_Task objective_: Find every line of the listing below where "сельсовет" appears, and copy it.

(Extracted records)
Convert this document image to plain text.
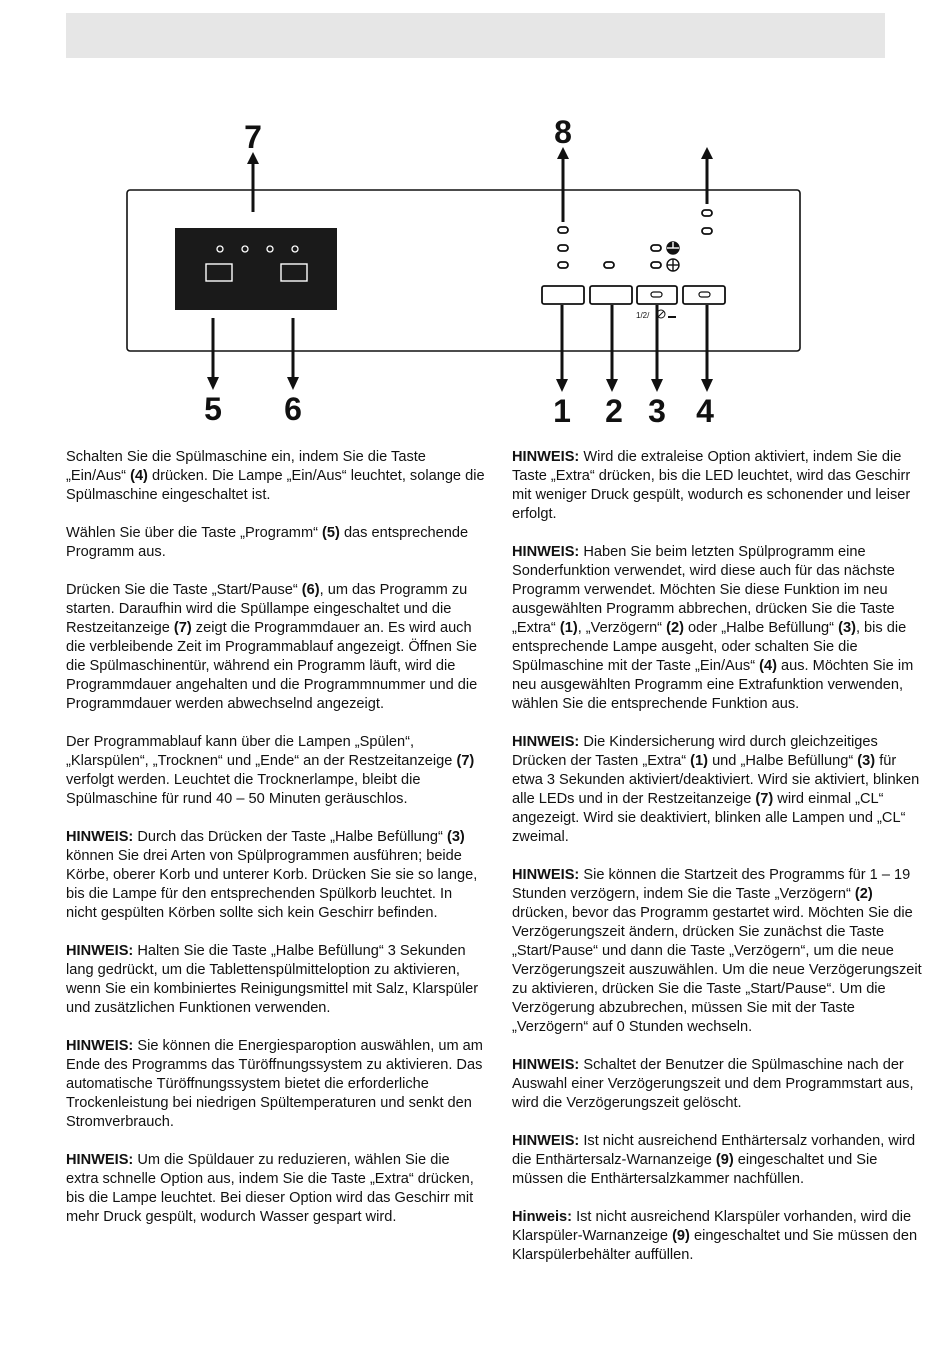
1/2/
7	8
5 6	1 2 3 4

Schalten Sie die Spülmaschine ein, indem Sie die Taste „Ein/Aus“ (4) drücken. Die Lampe „Ein/Aus“ leuchtet, solange die Spülmaschine eingeschaltet ist.

Wählen Sie über die Taste „Programm“ (5) das entsprechende Programm aus.

Drücken Sie die Taste „Start/Pause“ (6), um das Programm zu starten. Daraufhin wird die Spüllampe eingeschaltet und die Restzeitanzeige (7) zeigt die Programmdauer an. Es wird auch die verbleibende Zeit im Programmablauf angezeigt. Öffnen Sie die Spülmaschinentür, während ein Programm läuft, wird die Programmdauer angehalten und die Programmnummer und die Programmdauer werden abwechselnd angezeigt.

Der Programmablauf kann über die Lampen „Spülen“, „Klarspülen“, „Trocknen“ und „Ende“ an der Restzeitanzeige (7) verfolgt werden. Leuchtet die Trocknerlampe, bleibt die Spülmaschine für rund 40 – 50 Minuten geräuschlos.

HINWEIS: Durch das Drücken der Taste „Halbe Befüllung“ (3) können Sie drei Arten von Spülprogrammen ausführen; beide Körbe, oberer Korb und unterer Korb. Drücken Sie sie so lange, bis die Lampe für den entsprechenden Spülkorb leuchtet. In nicht gespülten Körben sollte sich kein Geschirr befinden.

HINWEIS: Halten Sie die Taste „Halbe Befüllung“ 3 Sekunden lang gedrückt, um die Tablettenspülmitteloption zu aktivieren, wenn Sie ein kombiniertes Reinigungsmittel mit Salz, Klarspüler und zusätzlichen Funktionen verwenden.

HINWEIS: Sie können die Energiesparoption auswählen, um am Ende des Programms das Türöffnungssystem zu aktivieren. Das automatische Türöffnungssystem bietet die erforderliche Trockenleistung bei niedrigen Spültemperaturen und senkt den Stromverbrauch.

HINWEIS: Um die Spüldauer zu reduzieren, wählen Sie die extra schnelle Option aus, indem Sie die Taste „Extra“ drücken, bis die Lampe leuchtet. Bei dieser Option wird das Geschirr mit mehr Druck gespült, wodurch Wasser gespart wird.

HINWEIS: Wird die extraleise Option aktiviert, indem Sie die Taste „Extra“ drücken, bis die LED leuchtet, wird das Geschirr mit weniger Druck gespült, wodurch es schonender und leiser erfolgt.

HINWEIS: Haben Sie beim letzten Spülprogramm eine Sonderfunktion verwendet, wird diese auch für das nächste Programm verwendet. Möchten Sie diese Funktion im neu ausgewählten Programm abbrechen, drücken Sie die Taste „Extra“ (1), „Verzögern“ (2) oder „Halbe Befüllung“ (3), bis die entsprechende Lampe ausgeht, oder schalten Sie die Spülmaschine mit der Taste „Ein/Aus“ (4) aus. Möchten Sie im neu ausgewählten Programm eine Extrafunktion verwenden, wählen Sie die entsprechende Funktion aus.

HINWEIS: Die Kindersicherung wird durch gleichzeitiges Drücken der Tasten „Extra“ (1) und „Halbe Befüllung“ (3) für etwa 3 Sekunden aktiviert/deaktiviert. Wird sie aktiviert, blinken alle LEDs und in der Restzeitanzeige (7) wird einmal „CL“ angezeigt. Wird sie deaktiviert, blinken alle Lampen und „CL“ zweimal.

HINWEIS: Sie können die Startzeit des Programms für 1 – 19 Stunden verzögern, indem Sie die Taste „Verzögern“ (2) drücken, bevor das Programm gestartet wird. Möchten Sie die Verzögerungszeit ändern, drücken Sie zunächst die Taste „Start/Pause“ und dann die Taste „Verzögern“, um die neue Verzögerungszeit auszuwählen. Um die neue Verzögerungszeit zu aktivieren, drücken Sie die Taste „Start/Pause“. Um die Verzögerung abzubrechen, müssen Sie mit der Taste „Verzögern“ auf 0 Stunden wechseln.

HINWEIS: Schaltet der Benutzer die Spülmaschine nach der Auswahl einer Verzögerungszeit und dem Programmstart aus, wird die Verzögerungszeit gelöscht.

HINWEIS: Ist nicht ausreichend Enthärtersalz vorhanden, wird die Enthärtersalz-Warnanzeige (9) eingeschaltet und Sie müssen die Enthärtersalzkammer nachfüllen.

Hinweis: Ist nicht ausreichend Klarspüler vorhanden, wird die Klarspüler-Warnanzeige (9) eingeschaltet und Sie müssen den Klarspülerbehälter auffüllen.
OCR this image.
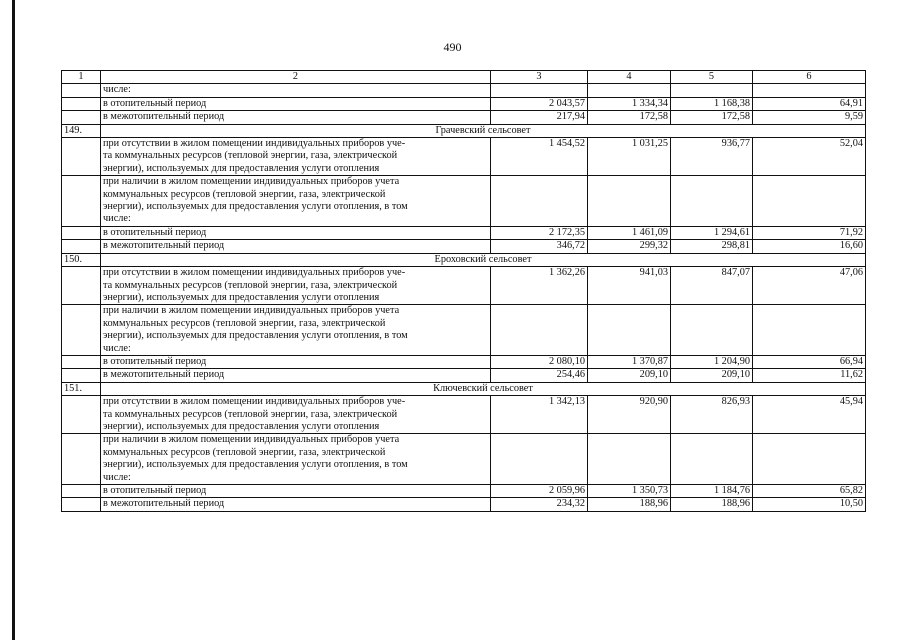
490
1	2	3	4	5	6
	числе:				
	в отопительный период	2 043,57	1 334,34	1 168,38	64,91
	в межотопительный период	217,94	172,58	172,58	9,59
149.	Грачевский сельсовет				
	при отсутствии в жилом помещении индивидуальных приборов уче-
та коммунальных ресурсов (тепловой энергии, газа, электрической
энергии), используемых для предоставления услуги отопления	1 454,52	1 031,25	936,77	52,04
	при наличии в жилом помещении индивидуальных приборов учета
коммунальных ресурсов (тепловой энергии, газа, электрической
энергии), используемых для предоставления услуги отопления, в том
числе:				
	в отопительный период	2 172,35	1 461,09	1 294,61	71,92
	в межотопительный период	346,72	299,32	298,81	16,60
150.	Ероховский сельсовет				
	при отсутствии в жилом помещении индивидуальных приборов уче-
та коммунальных ресурсов (тепловой энергии, газа, электрической
энергии), используемых для предоставления услуги отопления	1 362,26	941,03	847,07	47,06
	при наличии в жилом помещении индивидуальных приборов учета
коммунальных ресурсов (тепловой энергии, газа, электрической
энергии), используемых для предоставления услуги отопления, в том
числе:				
	в отопительный период	2 080,10	1 370,87	1 204,90	66,94
	в межотопительный период	254,46	209,10	209,10	11,62
151.	Ключевский сельсовет				
	при отсутствии в жилом помещении индивидуальных приборов уче-
та коммунальных ресурсов (тепловой энергии, газа, электрической
энергии), используемых для предоставления услуги отопления	1 342,13	920,90	826,93	45,94
	при наличии в жилом помещении индивидуальных приборов учета
коммунальных ресурсов (тепловой энергии, газа, электрической
энергии), используемых для предоставления услуги отопления, в том
числе:				
	в отопительный период	2 059,96	1 350,73	1 184,76	65,82
	в межотопительный период	234,32	188,96	188,96	10,50
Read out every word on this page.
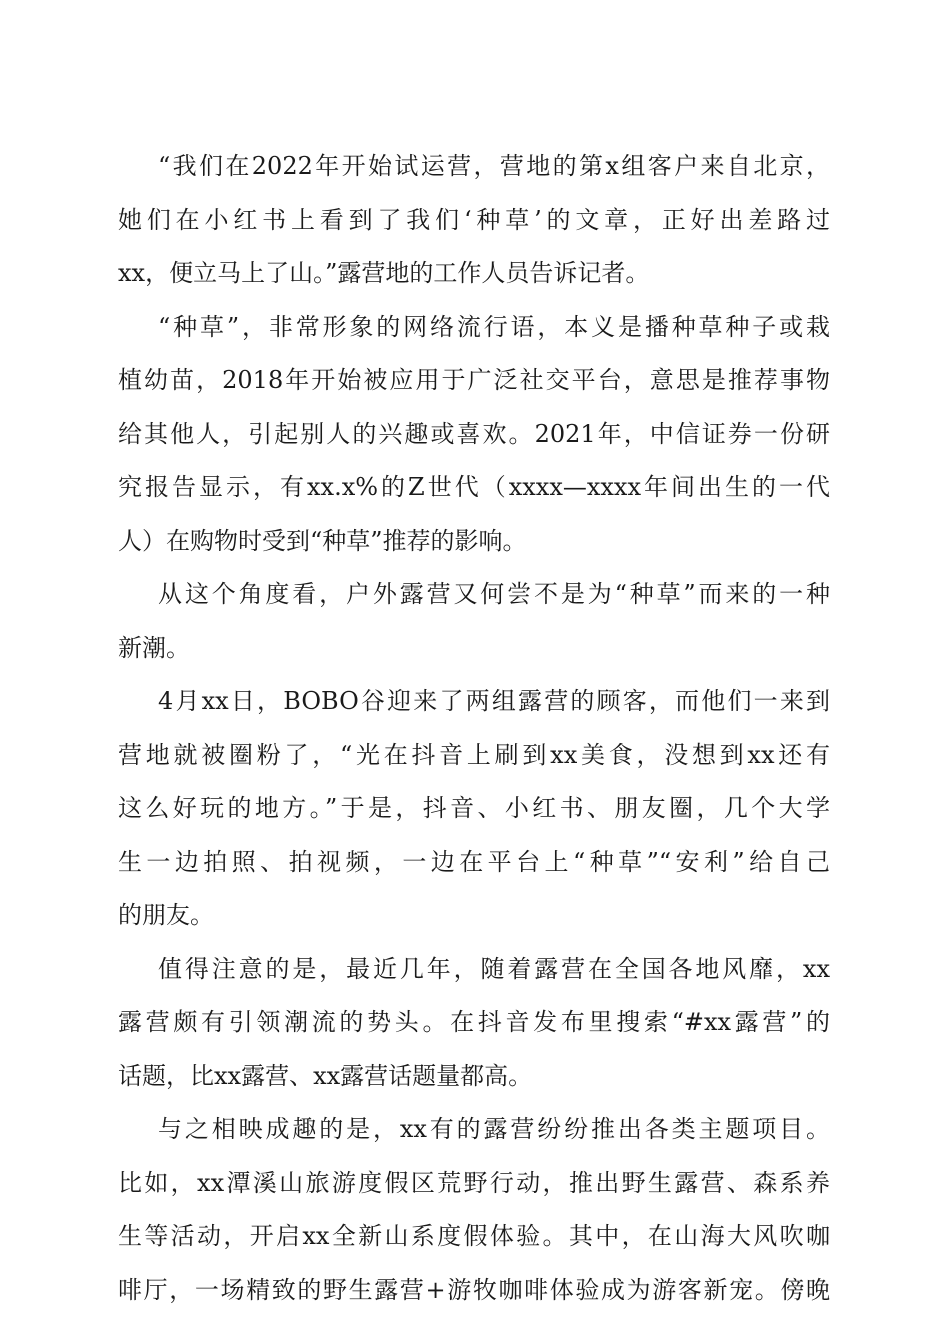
“我们在2022年开始试运营，营地的第x组客户来自北京，
她们在小红书上看到了我们‘种草’的文章，正好出差路过
xx，便立马上了山。”露营地的工作人员告诉记者。
“种草”，非常形象的网络流行语，本义是播种草种子或栽
植幼苗，2018年开始被应用于广泛社交平台，意思是推荐事物
给其他人，引起别人的兴趣或喜欢。2021年，中信证券一份研
究报告显示，有xx.x%的Z世代（xxxx—xxxx年间出生的一代
人）在购物时受到“种草”推荐的影响。
从这个角度看，户外露营又何尝不是为“种草”而来的一种
新潮。
4月xx日，BOBO谷迎来了两组露营的顾客，而他们一来到
营地就被圈粉了，“光在抖音上刷到xx美食，没想到xx还有
这么好玩的地方。”于是，抖音、小红书、朋友圈，几个大学
生一边拍照、拍视频，一边在平台上“种草”“安利”给自己
的朋友。
值得注意的是，最近几年，随着露营在全国各地风靡，xx
露营颇有引领潮流的势头。在抖音发布里搜索“#xx露营”的
话题，比xx露营、xx露营话题量都高。
与之相映成趣的是，xx有的露营纷纷推出各类主题项目。
比如，xx潭溪山旅游度假区荒野行动，推出野生露营、森系养
生等活动，开启xx全新山系度假体验。其中，在山海大风吹咖
啡厅，一场精致的野生露营+游牧咖啡体验成为游客新宠。傍晚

_Task answer_:
149.	Грачевский сельсовет				
150.	Ероховский сельсовет				
151.	Ключевский сельсовет				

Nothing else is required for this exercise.